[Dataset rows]
══════
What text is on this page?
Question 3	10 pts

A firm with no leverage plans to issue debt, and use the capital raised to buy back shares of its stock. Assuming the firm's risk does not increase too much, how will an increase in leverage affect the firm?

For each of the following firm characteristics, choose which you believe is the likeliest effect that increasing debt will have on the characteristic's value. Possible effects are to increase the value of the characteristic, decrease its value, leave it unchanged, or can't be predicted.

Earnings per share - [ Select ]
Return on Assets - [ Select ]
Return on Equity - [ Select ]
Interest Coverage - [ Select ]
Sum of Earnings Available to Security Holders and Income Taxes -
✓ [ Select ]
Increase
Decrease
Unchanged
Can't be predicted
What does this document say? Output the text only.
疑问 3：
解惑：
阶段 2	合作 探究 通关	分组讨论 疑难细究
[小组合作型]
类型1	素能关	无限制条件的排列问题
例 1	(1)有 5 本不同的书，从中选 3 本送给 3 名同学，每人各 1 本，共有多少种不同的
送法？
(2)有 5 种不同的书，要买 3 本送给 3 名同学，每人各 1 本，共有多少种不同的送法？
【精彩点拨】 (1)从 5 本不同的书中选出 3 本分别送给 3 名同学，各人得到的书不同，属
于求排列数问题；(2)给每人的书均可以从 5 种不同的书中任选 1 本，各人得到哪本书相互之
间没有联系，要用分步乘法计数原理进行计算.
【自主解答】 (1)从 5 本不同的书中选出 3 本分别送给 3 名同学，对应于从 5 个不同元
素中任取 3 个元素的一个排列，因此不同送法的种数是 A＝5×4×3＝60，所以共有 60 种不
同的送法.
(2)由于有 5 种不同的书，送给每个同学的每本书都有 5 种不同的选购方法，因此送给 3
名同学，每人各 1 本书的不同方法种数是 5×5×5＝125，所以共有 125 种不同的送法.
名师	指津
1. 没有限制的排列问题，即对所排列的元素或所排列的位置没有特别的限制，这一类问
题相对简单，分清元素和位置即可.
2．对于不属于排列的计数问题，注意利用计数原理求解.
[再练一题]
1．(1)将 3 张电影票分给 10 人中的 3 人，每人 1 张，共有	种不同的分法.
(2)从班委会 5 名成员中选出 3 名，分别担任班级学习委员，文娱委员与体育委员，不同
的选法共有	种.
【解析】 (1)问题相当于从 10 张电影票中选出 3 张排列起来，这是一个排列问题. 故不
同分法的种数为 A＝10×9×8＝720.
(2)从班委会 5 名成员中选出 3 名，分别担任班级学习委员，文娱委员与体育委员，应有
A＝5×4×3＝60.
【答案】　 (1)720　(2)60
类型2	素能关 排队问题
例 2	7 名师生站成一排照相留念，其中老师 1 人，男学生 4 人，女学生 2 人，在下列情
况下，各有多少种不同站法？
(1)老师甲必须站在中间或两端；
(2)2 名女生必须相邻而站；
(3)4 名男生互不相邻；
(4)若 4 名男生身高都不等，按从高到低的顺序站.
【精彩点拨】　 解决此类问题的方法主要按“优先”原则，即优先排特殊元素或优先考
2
══════
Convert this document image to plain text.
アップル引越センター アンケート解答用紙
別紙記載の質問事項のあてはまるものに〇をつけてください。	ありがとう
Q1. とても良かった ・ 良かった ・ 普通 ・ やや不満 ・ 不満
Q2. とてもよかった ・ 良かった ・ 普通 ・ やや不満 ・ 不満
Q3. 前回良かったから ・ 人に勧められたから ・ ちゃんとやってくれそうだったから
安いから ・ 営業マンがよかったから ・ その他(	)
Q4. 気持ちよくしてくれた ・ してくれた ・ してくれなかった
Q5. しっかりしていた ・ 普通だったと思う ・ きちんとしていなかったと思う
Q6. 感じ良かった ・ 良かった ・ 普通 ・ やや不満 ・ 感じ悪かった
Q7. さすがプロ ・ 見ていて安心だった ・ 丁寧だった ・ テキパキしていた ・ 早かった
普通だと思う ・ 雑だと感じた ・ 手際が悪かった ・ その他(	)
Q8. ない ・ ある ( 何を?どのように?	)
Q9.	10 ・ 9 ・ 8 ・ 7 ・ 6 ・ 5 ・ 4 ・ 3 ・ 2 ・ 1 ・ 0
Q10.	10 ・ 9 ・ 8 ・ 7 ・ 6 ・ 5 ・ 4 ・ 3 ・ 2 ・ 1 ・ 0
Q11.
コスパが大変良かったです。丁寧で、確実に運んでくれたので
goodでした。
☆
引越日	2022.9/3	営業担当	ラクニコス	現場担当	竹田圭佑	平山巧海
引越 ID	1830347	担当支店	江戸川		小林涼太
══════
Look above for every line with the word "本分别送给" and copy it.

» Solution for this problem
【精彩点拨】 (1)从 5 本不同的书中选出 3 本分别送给 3 名同学，各人得到的书不同，属
【自主解答】 (1)从 5 本不同的书中选出 3 本分别送给 3 名同学，对应于从 5 个不同元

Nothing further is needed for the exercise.